___ Stored records

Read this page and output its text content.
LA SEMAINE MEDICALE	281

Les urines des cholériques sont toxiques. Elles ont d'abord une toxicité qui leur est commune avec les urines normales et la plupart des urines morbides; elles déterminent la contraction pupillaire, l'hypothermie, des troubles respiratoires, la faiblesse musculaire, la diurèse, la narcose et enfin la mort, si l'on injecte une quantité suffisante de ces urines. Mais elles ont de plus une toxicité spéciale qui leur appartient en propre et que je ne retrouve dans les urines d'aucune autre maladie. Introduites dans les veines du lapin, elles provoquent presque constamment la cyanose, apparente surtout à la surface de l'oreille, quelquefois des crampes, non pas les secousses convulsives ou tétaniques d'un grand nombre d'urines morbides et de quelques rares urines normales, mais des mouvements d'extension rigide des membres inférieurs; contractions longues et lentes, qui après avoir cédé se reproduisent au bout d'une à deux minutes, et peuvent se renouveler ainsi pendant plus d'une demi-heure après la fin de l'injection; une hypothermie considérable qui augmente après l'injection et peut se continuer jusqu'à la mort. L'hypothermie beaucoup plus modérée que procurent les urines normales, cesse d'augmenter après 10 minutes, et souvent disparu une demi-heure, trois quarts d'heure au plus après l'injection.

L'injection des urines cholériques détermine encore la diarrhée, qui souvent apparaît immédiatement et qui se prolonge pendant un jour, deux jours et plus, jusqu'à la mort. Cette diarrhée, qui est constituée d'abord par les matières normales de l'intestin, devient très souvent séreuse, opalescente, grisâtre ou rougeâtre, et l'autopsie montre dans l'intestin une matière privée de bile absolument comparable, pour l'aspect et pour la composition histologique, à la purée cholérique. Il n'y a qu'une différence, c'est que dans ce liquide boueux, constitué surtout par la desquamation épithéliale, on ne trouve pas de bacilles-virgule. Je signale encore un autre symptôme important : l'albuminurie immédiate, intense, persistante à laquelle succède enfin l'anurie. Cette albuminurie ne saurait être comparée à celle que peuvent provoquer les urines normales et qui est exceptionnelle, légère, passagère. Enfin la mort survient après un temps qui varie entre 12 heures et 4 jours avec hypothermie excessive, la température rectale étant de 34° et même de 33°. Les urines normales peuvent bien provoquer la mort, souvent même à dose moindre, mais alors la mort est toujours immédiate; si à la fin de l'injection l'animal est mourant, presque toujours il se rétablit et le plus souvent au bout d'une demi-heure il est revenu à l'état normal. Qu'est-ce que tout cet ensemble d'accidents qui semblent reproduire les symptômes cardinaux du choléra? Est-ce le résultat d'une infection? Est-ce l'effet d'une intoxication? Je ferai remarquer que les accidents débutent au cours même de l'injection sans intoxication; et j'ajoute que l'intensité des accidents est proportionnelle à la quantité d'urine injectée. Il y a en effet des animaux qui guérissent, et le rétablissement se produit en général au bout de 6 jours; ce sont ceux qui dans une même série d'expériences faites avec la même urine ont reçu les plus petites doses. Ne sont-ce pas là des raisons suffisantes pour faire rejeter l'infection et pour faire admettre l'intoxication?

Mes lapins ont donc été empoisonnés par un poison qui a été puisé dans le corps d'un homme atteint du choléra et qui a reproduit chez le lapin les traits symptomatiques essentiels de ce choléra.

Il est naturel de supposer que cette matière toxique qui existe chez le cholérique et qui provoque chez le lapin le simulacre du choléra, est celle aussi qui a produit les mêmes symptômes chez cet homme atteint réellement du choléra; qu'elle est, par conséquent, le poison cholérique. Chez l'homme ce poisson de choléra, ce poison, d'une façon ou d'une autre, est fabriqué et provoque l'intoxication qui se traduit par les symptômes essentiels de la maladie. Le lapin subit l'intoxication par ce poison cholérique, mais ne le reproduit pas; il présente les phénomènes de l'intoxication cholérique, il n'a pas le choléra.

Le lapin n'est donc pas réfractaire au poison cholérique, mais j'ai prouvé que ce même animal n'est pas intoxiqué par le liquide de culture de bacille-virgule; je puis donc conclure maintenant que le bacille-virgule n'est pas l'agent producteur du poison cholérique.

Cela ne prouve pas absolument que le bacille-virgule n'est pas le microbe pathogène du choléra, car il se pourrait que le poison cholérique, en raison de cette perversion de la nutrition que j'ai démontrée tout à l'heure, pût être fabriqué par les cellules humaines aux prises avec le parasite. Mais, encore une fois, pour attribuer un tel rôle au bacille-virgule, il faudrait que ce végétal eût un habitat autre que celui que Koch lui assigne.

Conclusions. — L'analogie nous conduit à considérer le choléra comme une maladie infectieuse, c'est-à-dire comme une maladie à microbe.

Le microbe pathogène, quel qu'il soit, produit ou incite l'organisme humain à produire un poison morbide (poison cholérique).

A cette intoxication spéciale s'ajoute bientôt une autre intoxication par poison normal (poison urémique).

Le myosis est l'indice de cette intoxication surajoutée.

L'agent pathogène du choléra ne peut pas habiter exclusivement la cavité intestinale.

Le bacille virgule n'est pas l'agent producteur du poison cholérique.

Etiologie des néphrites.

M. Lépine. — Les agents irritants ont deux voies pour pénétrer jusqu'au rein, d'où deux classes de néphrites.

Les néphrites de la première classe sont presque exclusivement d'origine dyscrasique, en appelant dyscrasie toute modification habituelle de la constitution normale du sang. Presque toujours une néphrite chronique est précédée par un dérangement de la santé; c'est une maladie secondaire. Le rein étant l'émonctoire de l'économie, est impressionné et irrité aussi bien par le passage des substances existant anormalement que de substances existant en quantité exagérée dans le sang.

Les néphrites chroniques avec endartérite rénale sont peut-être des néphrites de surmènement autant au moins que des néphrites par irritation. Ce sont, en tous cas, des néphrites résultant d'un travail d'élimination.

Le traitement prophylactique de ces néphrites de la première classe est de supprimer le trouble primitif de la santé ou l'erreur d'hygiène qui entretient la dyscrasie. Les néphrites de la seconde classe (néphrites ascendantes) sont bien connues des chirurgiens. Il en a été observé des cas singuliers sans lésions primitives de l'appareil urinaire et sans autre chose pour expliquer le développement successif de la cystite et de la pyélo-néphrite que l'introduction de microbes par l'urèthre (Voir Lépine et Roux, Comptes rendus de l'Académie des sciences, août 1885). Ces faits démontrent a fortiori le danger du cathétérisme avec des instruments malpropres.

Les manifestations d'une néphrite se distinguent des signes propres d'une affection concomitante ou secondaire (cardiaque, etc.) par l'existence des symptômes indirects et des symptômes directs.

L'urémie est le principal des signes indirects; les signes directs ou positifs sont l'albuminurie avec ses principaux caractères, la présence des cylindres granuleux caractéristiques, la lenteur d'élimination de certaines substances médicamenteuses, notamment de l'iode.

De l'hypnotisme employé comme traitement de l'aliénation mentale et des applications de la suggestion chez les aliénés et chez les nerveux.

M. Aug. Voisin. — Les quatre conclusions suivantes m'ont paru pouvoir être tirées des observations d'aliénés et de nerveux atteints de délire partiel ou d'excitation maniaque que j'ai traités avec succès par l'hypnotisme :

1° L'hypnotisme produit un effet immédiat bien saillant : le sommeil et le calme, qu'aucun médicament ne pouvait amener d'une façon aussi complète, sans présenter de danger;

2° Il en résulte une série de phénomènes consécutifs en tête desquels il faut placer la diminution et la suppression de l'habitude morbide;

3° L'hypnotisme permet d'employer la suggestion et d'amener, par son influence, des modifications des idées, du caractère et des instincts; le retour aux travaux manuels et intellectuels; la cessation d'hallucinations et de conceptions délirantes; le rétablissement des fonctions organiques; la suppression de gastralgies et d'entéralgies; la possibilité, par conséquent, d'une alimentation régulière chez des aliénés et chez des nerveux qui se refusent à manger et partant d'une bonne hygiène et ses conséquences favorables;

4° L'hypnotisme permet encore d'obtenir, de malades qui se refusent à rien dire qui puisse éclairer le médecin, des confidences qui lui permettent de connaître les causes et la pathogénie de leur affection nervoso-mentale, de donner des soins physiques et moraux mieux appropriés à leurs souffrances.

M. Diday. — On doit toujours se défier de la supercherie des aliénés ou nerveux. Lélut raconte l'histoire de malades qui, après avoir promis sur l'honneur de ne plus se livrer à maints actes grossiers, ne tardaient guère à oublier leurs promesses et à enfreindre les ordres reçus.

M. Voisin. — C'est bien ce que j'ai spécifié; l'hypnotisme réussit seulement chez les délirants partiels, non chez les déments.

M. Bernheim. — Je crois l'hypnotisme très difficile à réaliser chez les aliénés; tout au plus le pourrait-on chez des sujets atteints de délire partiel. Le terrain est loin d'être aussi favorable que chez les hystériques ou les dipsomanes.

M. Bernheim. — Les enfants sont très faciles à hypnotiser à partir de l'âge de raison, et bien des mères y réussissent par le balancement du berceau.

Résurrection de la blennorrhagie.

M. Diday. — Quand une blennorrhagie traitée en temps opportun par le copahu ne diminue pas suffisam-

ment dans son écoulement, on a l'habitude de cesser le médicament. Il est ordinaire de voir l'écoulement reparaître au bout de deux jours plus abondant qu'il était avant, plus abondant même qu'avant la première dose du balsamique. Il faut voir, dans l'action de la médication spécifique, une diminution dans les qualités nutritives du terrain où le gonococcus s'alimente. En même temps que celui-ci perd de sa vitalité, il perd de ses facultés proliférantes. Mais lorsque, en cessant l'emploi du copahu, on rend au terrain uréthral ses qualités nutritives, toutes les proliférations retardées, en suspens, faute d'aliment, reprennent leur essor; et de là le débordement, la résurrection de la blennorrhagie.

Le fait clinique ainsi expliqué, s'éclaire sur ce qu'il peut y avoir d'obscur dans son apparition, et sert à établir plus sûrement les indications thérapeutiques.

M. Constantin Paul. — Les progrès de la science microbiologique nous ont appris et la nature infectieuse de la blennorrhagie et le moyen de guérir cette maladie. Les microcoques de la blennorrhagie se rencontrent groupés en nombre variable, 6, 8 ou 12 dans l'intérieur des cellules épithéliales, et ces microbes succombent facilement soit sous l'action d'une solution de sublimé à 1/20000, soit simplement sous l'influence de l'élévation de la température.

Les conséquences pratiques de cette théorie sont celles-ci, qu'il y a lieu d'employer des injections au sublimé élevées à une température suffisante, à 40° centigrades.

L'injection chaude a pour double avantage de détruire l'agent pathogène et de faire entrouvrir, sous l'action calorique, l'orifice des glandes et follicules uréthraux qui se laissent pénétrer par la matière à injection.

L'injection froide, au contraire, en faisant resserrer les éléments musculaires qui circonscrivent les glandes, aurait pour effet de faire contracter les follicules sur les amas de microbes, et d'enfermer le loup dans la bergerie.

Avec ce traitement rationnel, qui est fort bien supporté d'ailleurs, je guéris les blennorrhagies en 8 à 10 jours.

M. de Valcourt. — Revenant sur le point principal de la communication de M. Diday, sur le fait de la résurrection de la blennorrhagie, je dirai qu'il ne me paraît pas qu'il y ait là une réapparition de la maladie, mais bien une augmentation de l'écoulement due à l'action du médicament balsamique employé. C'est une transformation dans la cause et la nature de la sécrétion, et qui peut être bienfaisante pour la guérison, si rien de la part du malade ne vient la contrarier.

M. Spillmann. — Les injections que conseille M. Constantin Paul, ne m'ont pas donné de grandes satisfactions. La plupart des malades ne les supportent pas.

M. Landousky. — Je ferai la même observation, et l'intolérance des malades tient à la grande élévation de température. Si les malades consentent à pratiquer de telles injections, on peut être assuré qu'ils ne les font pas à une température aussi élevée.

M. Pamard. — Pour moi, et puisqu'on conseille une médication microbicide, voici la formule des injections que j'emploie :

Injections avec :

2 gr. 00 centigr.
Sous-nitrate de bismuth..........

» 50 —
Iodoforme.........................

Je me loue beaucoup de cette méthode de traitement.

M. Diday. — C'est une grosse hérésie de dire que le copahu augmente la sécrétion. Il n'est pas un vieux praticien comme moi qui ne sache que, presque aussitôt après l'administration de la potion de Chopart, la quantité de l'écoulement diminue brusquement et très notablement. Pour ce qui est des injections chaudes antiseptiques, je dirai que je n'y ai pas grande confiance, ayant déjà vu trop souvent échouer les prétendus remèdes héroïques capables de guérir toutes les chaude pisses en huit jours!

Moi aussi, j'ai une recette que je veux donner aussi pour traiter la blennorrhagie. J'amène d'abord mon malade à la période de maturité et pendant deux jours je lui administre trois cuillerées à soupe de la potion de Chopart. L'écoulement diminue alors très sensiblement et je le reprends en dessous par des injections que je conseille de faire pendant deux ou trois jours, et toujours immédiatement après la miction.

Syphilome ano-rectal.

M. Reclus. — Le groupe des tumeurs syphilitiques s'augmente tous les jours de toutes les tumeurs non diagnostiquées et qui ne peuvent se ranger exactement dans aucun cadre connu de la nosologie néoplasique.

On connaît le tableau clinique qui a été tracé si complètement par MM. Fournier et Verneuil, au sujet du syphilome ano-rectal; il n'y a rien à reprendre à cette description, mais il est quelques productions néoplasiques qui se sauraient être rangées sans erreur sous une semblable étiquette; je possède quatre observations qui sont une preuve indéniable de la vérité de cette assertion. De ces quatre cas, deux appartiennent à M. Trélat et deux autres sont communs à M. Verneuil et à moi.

______

Do this
Look through the entries above for the word "secondaire". Copy every line where it shows up.

Solution
Les néphrites de la première classe sont presque exclusivement d'origine dyscrasique, en appelant dyscrasie toute modification habituelle de la constitution normale du sang. Presque toujours une néphrite chronique est précédée par un dérangement de la santé; c'est une maladie secondaire. Le rein étant l'émonctoire de l'économie, est impressionné et irrité aussi bien par le passage des substances existant anormalement que de substances existant en quantité exagérée dans le sang.
Les manifestations d'une néphrite se distinguent des signes propres d'une affection concomitante ou secondaire (cardiaque, etc.) par l'existence des symptômes indirects et des symptômes directs.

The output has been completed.